→ **TASK GOAL**:
Copy the records below exactly, omitting any pictures they contain.

[Figure dataset records]

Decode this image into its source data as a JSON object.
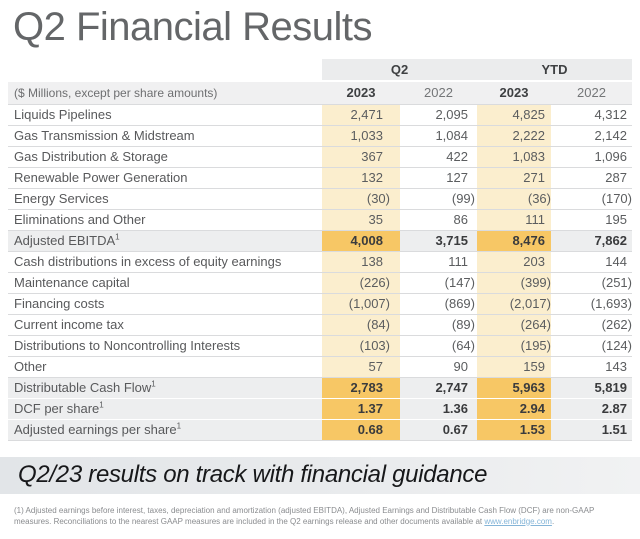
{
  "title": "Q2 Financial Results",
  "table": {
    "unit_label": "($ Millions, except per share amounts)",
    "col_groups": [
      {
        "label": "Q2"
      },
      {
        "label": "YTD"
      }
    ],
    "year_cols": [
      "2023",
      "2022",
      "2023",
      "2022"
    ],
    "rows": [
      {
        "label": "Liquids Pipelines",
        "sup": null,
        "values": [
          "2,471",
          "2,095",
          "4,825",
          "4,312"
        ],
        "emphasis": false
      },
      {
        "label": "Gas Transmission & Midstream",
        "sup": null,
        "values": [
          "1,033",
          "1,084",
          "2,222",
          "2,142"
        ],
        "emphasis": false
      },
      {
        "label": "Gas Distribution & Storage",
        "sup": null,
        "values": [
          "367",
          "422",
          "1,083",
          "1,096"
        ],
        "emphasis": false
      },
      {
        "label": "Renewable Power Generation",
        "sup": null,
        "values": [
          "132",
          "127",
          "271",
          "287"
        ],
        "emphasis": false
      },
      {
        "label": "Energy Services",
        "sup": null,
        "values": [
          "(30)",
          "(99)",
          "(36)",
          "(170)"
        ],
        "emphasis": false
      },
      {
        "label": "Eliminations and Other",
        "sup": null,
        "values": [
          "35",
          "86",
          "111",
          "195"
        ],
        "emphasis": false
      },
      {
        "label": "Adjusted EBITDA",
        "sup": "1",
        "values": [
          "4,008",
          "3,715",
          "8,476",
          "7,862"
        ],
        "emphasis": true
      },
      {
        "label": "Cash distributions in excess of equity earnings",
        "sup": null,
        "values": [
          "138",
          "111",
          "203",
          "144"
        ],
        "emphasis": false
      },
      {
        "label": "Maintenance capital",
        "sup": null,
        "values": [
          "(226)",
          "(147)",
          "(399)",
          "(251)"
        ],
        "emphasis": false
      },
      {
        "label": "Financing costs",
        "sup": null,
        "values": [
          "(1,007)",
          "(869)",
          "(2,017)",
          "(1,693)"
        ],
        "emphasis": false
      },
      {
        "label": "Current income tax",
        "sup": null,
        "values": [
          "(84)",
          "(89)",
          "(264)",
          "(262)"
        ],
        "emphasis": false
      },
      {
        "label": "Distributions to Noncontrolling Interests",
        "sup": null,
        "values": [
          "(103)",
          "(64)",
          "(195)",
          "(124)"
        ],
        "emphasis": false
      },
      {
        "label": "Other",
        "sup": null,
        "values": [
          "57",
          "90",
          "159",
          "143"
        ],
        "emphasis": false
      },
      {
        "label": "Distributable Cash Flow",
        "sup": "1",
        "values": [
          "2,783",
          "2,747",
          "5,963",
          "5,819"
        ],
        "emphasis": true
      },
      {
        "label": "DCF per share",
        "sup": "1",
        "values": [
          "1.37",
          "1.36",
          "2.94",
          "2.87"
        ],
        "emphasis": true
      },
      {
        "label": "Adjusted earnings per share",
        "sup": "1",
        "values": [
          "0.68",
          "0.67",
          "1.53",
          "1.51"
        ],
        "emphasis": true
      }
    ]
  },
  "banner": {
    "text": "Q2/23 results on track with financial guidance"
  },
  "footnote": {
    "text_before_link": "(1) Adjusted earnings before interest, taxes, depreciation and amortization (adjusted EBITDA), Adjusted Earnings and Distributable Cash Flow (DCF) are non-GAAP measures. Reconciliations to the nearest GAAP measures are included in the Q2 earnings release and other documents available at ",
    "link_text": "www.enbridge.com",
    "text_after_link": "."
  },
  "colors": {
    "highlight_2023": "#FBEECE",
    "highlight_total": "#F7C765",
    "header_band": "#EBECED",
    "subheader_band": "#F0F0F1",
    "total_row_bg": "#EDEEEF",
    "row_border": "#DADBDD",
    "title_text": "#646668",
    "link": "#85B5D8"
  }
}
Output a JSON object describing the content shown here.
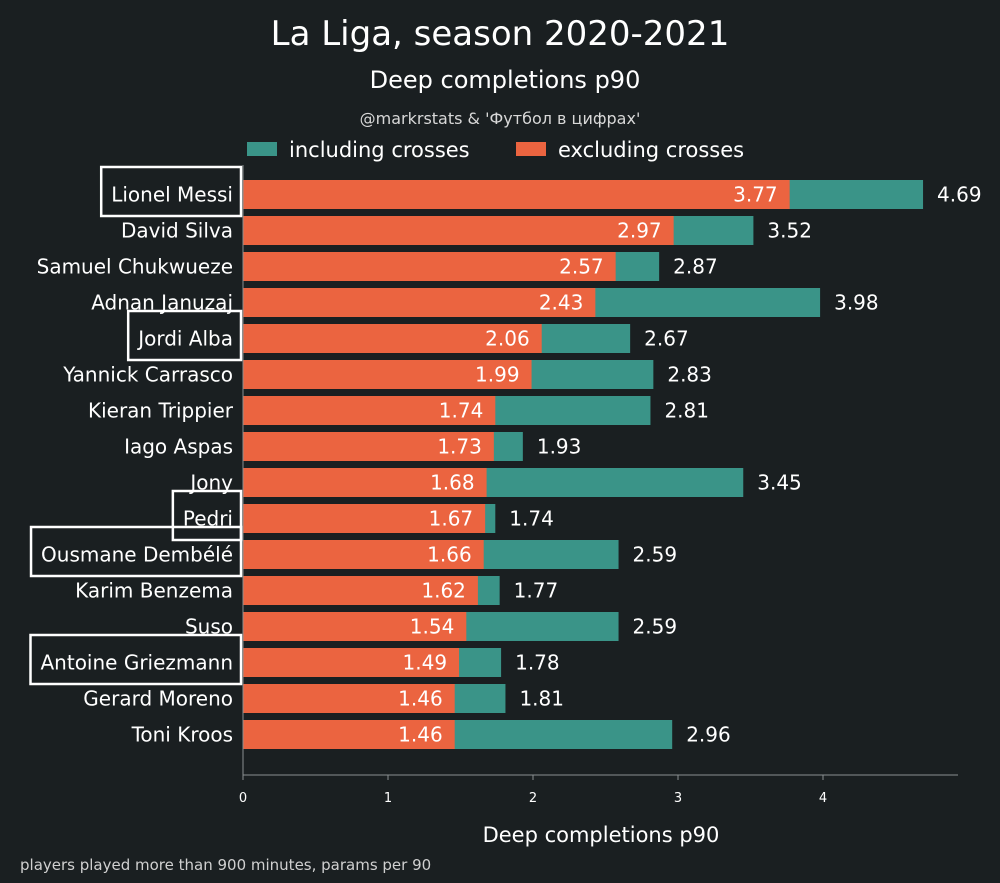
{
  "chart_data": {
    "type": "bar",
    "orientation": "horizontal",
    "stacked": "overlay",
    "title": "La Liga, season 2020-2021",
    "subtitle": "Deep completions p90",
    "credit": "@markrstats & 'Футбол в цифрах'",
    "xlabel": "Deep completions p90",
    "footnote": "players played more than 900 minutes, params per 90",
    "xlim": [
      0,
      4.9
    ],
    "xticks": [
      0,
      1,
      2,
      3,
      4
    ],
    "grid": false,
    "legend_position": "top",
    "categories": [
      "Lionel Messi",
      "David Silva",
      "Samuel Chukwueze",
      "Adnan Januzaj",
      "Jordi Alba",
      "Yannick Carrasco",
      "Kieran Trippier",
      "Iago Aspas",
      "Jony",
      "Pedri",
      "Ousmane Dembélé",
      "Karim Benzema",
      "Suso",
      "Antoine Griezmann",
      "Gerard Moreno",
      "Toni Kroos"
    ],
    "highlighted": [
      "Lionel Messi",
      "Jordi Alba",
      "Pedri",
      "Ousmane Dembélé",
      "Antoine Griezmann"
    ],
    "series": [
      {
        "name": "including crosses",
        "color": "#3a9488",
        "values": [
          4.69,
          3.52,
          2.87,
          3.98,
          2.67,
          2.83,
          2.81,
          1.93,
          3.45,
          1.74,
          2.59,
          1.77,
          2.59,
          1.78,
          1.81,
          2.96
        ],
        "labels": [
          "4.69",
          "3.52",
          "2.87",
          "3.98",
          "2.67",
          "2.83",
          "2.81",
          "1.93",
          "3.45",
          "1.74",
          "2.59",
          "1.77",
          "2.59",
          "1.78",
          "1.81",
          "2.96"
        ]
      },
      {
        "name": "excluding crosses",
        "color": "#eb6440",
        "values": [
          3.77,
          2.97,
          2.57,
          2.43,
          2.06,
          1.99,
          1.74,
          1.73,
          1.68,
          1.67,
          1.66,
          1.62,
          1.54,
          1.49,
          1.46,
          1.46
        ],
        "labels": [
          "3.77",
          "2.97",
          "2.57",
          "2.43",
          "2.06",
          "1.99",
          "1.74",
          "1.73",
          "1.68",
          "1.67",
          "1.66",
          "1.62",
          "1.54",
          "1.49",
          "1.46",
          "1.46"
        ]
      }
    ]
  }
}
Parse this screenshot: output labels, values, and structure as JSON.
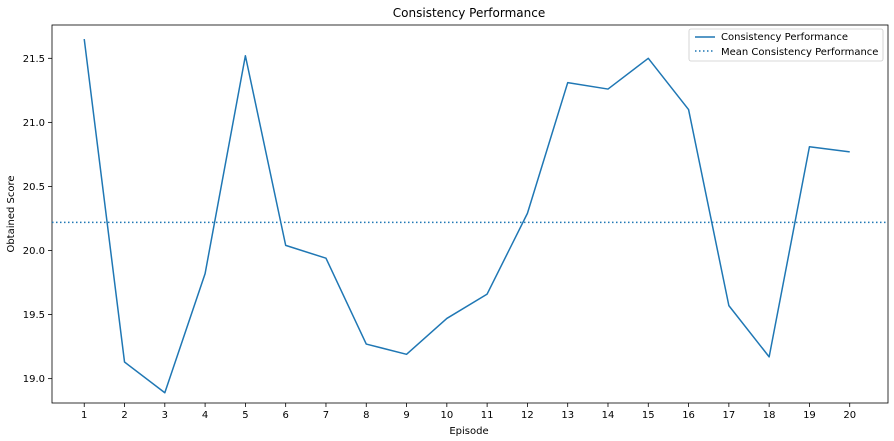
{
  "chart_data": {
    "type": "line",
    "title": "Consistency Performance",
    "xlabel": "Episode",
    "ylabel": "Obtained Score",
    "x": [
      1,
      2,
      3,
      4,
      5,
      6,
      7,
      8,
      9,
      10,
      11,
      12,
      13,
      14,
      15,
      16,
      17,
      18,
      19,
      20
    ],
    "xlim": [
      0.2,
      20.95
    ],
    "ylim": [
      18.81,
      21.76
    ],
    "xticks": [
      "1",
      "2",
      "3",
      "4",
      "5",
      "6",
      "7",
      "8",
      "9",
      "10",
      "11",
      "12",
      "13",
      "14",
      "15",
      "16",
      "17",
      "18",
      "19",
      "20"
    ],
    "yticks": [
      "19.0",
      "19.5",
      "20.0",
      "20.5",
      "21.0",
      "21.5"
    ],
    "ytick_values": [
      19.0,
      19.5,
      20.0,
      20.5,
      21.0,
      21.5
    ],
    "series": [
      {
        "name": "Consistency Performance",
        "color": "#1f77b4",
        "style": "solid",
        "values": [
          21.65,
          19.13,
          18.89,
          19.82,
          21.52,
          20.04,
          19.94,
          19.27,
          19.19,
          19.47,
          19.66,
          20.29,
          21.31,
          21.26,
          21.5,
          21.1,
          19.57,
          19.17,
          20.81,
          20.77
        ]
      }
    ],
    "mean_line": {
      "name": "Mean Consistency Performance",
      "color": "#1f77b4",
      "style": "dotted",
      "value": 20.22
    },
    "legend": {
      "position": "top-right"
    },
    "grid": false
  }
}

→ **FULL RESPONSE**:
Decode this image into its source data as a JSON object.
{
  "title": "Q2 Financial Results",
  "table": {
    "unit_label": "($ Millions, except per share amounts)",
    "col_groups": [
      {
        "label": "Q2"
      },
      {
        "label": "YTD"
      }
    ],
    "year_cols": [
      "2023",
      "2022",
      "2023",
      "2022"
    ],
    "rows": [
      {
        "label": "Liquids Pipelines",
        "sup": null,
        "values": [
          "2,471",
          "2,095",
          "4,825",
          "4,312"
        ],
        "emphasis": false
      },
      {
        "label": "Gas Transmission & Midstream",
        "sup": null,
        "values": [
          "1,033",
          "1,084",
          "2,222",
          "2,142"
        ],
        "emphasis": false
      },
      {
        "label": "Gas Distribution & Storage",
        "sup": null,
        "values": [
          "367",
          "422",
          "1,083",
          "1,096"
        ],
        "emphasis": false
      },
      {
        "label": "Renewable Power Generation",
        "sup": null,
        "values": [
          "132",
          "127",
          "271",
          "287"
        ],
        "emphasis": false
      },
      {
        "label": "Energy Services",
        "sup": null,
        "values": [
          "(30)",
          "(99)",
          "(36)",
          "(170)"
        ],
        "emphasis": false
      },
      {
        "label": "Eliminations and Other",
        "sup": null,
        "values": [
          "35",
          "86",
          "111",
          "195"
        ],
        "emphasis": false
      },
      {
        "label": "Adjusted EBITDA",
        "sup": "1",
        "values": [
          "4,008",
          "3,715",
          "8,476",
          "7,862"
        ],
        "emphasis": true
      },
      {
        "label": "Cash distributions in excess of equity earnings",
        "sup": null,
        "values": [
          "138",
          "111",
          "203",
          "144"
        ],
        "emphasis": false
      },
      {
        "label": "Maintenance capital",
        "sup": null,
        "values": [
          "(226)",
          "(147)",
          "(399)",
          "(251)"
        ],
        "emphasis": false
      },
      {
        "label": "Financing costs",
        "sup": null,
        "values": [
          "(1,007)",
          "(869)",
          "(2,017)",
          "(1,693)"
        ],
        "emphasis": false
      },
      {
        "label": "Current income tax",
        "sup": null,
        "values": [
          "(84)",
          "(89)",
          "(264)",
          "(262)"
        ],
        "emphasis": false
      },
      {
        "label": "Distributions to Noncontrolling Interests",
        "sup": null,
        "values": [
          "(103)",
          "(64)",
          "(195)",
          "(124)"
        ],
        "emphasis": false
      },
      {
        "label": "Other",
        "sup": null,
        "values": [
          "57",
          "90",
          "159",
          "143"
        ],
        "emphasis": false
      },
      {
        "label": "Distributable Cash Flow",
        "sup": "1",
        "values": [
          "2,783",
          "2,747",
          "5,963",
          "5,819"
        ],
        "emphasis": true
      },
      {
        "label": "DCF per share",
        "sup": "1",
        "values": [
          "1.37",
          "1.36",
          "2.94",
          "2.87"
        ],
        "emphasis": true
      },
      {
        "label": "Adjusted earnings per share",
        "sup": "1",
        "values": [
          "0.68",
          "0.67",
          "1.53",
          "1.51"
        ],
        "emphasis": true
      }
    ]
  },
  "banner": {
    "text": "Q2/23 results on track with financial guidance"
  },
  "footnote": {
    "text_before_link": "(1) Adjusted earnings before interest, taxes, depreciation and amortization (adjusted EBITDA), Adjusted Earnings and Distributable Cash Flow (DCF) are non-GAAP measures. Reconciliations to the nearest GAAP measures are included in the Q2 earnings release and other documents available at ",
    "link_text": "www.enbridge.com",
    "text_after_link": "."
  },
  "colors": {
    "highlight_2023": "#FBEECE",
    "highlight_total": "#F7C765",
    "header_band": "#EBECED",
    "subheader_band": "#F0F0F1",
    "total_row_bg": "#EDEEEF",
    "row_border": "#DADBDD",
    "title_text": "#646668",
    "link": "#85B5D8"
  }
}
Output a JSON object describing the content shown here.
{
  "chart_data": {
    "type": "bar",
    "orientation": "horizontal",
    "stacked": "overlay",
    "title": "La Liga, season 2020-2021",
    "subtitle": "Deep completions p90",
    "credit": "@markrstats & 'Футбол в цифрах'",
    "xlabel": "Deep completions p90",
    "footnote": "players played more than 900 minutes, params per 90",
    "xlim": [
      0,
      4.9
    ],
    "xticks": [
      0,
      1,
      2,
      3,
      4
    ],
    "grid": false,
    "legend_position": "top",
    "categories": [
      "Lionel Messi",
      "David Silva",
      "Samuel Chukwueze",
      "Adnan Januzaj",
      "Jordi Alba",
      "Yannick Carrasco",
      "Kieran Trippier",
      "Iago Aspas",
      "Jony",
      "Pedri",
      "Ousmane Dembélé",
      "Karim Benzema",
      "Suso",
      "Antoine Griezmann",
      "Gerard Moreno",
      "Toni Kroos"
    ],
    "highlighted": [
      "Lionel Messi",
      "Jordi Alba",
      "Pedri",
      "Ousmane Dembélé",
      "Antoine Griezmann"
    ],
    "series": [
      {
        "name": "including crosses",
        "color": "#3a9488",
        "values": [
          4.69,
          3.52,
          2.87,
          3.98,
          2.67,
          2.83,
          2.81,
          1.93,
          3.45,
          1.74,
          2.59,
          1.77,
          2.59,
          1.78,
          1.81,
          2.96
        ],
        "labels": [
          "4.69",
          "3.52",
          "2.87",
          "3.98",
          "2.67",
          "2.83",
          "2.81",
          "1.93",
          "3.45",
          "1.74",
          "2.59",
          "1.77",
          "2.59",
          "1.78",
          "1.81",
          "2.96"
        ]
      },
      {
        "name": "excluding crosses",
        "color": "#eb6440",
        "values": [
          3.77,
          2.97,
          2.57,
          2.43,
          2.06,
          1.99,
          1.74,
          1.73,
          1.68,
          1.67,
          1.66,
          1.62,
          1.54,
          1.49,
          1.46,
          1.46
        ],
        "labels": [
          "3.77",
          "2.97",
          "2.57",
          "2.43",
          "2.06",
          "1.99",
          "1.74",
          "1.73",
          "1.68",
          "1.67",
          "1.66",
          "1.62",
          "1.54",
          "1.49",
          "1.46",
          "1.46"
        ]
      }
    ]
  }
}
Parse this screenshot: output labels, values, and structure as JSON.
{
  "chart_data": {
    "type": "line",
    "title": "Consistency Performance",
    "xlabel": "Episode",
    "ylabel": "Obtained Score",
    "x": [
      1,
      2,
      3,
      4,
      5,
      6,
      7,
      8,
      9,
      10,
      11,
      12,
      13,
      14,
      15,
      16,
      17,
      18,
      19,
      20
    ],
    "xlim": [
      0.2,
      20.95
    ],
    "ylim": [
      18.81,
      21.76
    ],
    "xticks": [
      "1",
      "2",
      "3",
      "4",
      "5",
      "6",
      "7",
      "8",
      "9",
      "10",
      "11",
      "12",
      "13",
      "14",
      "15",
      "16",
      "17",
      "18",
      "19",
      "20"
    ],
    "yticks": [
      "19.0",
      "19.5",
      "20.0",
      "20.5",
      "21.0",
      "21.5"
    ],
    "ytick_values": [
      19.0,
      19.5,
      20.0,
      20.5,
      21.0,
      21.5
    ],
    "series": [
      {
        "name": "Consistency Performance",
        "color": "#1f77b4",
        "style": "solid",
        "values": [
          21.65,
          19.13,
          18.89,
          19.82,
          21.52,
          20.04,
          19.94,
          19.27,
          19.19,
          19.47,
          19.66,
          20.29,
          21.31,
          21.26,
          21.5,
          21.1,
          19.57,
          19.17,
          20.81,
          20.77
        ]
      }
    ],
    "mean_line": {
      "name": "Mean Consistency Performance",
      "color": "#1f77b4",
      "style": "dotted",
      "value": 20.22
    },
    "legend": {
      "position": "top-right"
    },
    "grid": false
  }
}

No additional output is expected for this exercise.